> _WHAT YOU WILL DO_: Write out, precisely and in full, each line of the material.

......

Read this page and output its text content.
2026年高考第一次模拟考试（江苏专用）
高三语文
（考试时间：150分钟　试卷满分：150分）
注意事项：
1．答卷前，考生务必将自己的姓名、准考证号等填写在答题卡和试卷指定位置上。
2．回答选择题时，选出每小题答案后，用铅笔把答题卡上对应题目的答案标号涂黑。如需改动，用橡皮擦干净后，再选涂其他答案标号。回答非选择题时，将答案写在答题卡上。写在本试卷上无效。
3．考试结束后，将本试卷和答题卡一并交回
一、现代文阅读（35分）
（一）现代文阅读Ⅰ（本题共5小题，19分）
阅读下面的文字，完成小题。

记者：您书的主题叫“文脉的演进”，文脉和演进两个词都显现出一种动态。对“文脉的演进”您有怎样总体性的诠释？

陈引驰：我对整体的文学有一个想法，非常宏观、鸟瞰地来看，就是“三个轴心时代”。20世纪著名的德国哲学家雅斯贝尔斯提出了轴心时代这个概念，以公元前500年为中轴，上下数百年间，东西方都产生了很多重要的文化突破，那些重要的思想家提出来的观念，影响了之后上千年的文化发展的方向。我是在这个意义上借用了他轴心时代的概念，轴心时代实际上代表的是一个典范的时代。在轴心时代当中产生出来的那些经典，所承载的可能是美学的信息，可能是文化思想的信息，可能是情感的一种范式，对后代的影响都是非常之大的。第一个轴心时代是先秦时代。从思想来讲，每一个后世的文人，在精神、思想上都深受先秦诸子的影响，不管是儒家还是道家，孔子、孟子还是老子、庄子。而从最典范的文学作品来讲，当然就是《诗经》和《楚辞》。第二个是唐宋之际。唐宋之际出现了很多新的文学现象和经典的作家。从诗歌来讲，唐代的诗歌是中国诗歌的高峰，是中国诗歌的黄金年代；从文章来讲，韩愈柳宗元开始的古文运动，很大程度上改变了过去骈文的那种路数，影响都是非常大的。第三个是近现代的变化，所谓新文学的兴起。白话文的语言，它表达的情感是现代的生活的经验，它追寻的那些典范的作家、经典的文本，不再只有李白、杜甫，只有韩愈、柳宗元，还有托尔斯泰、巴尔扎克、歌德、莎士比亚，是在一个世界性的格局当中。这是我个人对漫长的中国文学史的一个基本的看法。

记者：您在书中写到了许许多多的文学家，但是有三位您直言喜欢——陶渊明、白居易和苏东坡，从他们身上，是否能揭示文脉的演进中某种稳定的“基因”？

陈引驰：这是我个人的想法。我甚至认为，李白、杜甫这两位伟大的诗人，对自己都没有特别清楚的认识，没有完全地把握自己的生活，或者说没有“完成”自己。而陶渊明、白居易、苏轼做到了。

......

> _COMPLETED EXERCISE_:
Read this page and output its text content.
2026年高考第一次模拟考试（江苏专用）
高三语文
（考试时间：150分钟　试卷满分：150分）
注意事项：
1．答卷前，考生务必将自己的姓名、准考证号等填写在答题卡和试卷指定位置上。
2．回答选择题时，选出每小题答案后，用铅笔把答题卡上对应题目的答案标号涂黑。如需改动，用橡皮擦干净后，再选涂其他答案标号。回答非选择题时，将答案写在答题卡上。写在本试卷上无效。
3．考试结束后，将本试卷和答题卡一并交回
一、现代文阅读（35分）
（一）现代文阅读Ⅰ（本题共5小题，19分）
阅读下面的文字，完成小题。

记者：您书的主题叫“文脉的演进”，文脉和演进两个词都显现出一种动态。对“文脉的演进”您有怎样总体性的诠释？

陈引驰：我对整体的文学有一个想法，非常宏观、鸟瞰地来看，就是“三个轴心时代”。20世纪著名的德国哲学家雅斯贝尔斯提出了轴心时代这个概念，以公元前500年为中轴，上下数百年间，东西方都产生了很多重要的文化突破，那些重要的思想家提出来的观念，影响了之后上千年的文化发展的方向。我是在这个意义上借用了他轴心时代的概念，轴心时代实际上代表的是一个典范的时代。在轴心时代当中产生出来的那些经典，所承载的可能是美学的信息，可能是文化思想的信息，可能是情感的一种范式，对后代的影响都是非常之大的。第一个轴心时代是先秦时代。从思想来讲，每一个后世的文人，在精神、思想上都深受先秦诸子的影响，不管是儒家还是道家，孔子、孟子还是老子、庄子。而从最典范的文学作品来讲，当然就是《诗经》和《楚辞》。第二个是唐宋之际。唐宋之际出现了很多新的文学现象和经典的作家。从诗歌来讲，唐代的诗歌是中国诗歌的高峰，是中国诗歌的黄金年代；从文章来讲，韩愈柳宗元开始的古文运动，很大程度上改变了过去骈文的那种路数，影响都是非常大的。第三个是近现代的变化，所谓新文学的兴起。白话文的语言，它表达的情感是现代的生活的经验，它追寻的那些典范的作家、经典的文本，不再只有李白、杜甫，只有韩愈、柳宗元，还有托尔斯泰、巴尔扎克、歌德、莎士比亚，是在一个世界性的格局当中。这是我个人对漫长的中国文学史的一个基本的看法。

记者：您在书中写到了许许多多的文学家，但是有三位您直言喜欢——陶渊明、白居易和苏东坡，从他们身上，是否能揭示文脉的演进中某种稳定的“基因”？

陈引驰：这是我个人的想法。我甚至认为，李白、杜甫这两位伟大的诗人，对自己都没有特别清楚的认识，没有完全地把握自己的生活，或者说没有“完成”自己。而陶渊明、白居易、苏轼做到了。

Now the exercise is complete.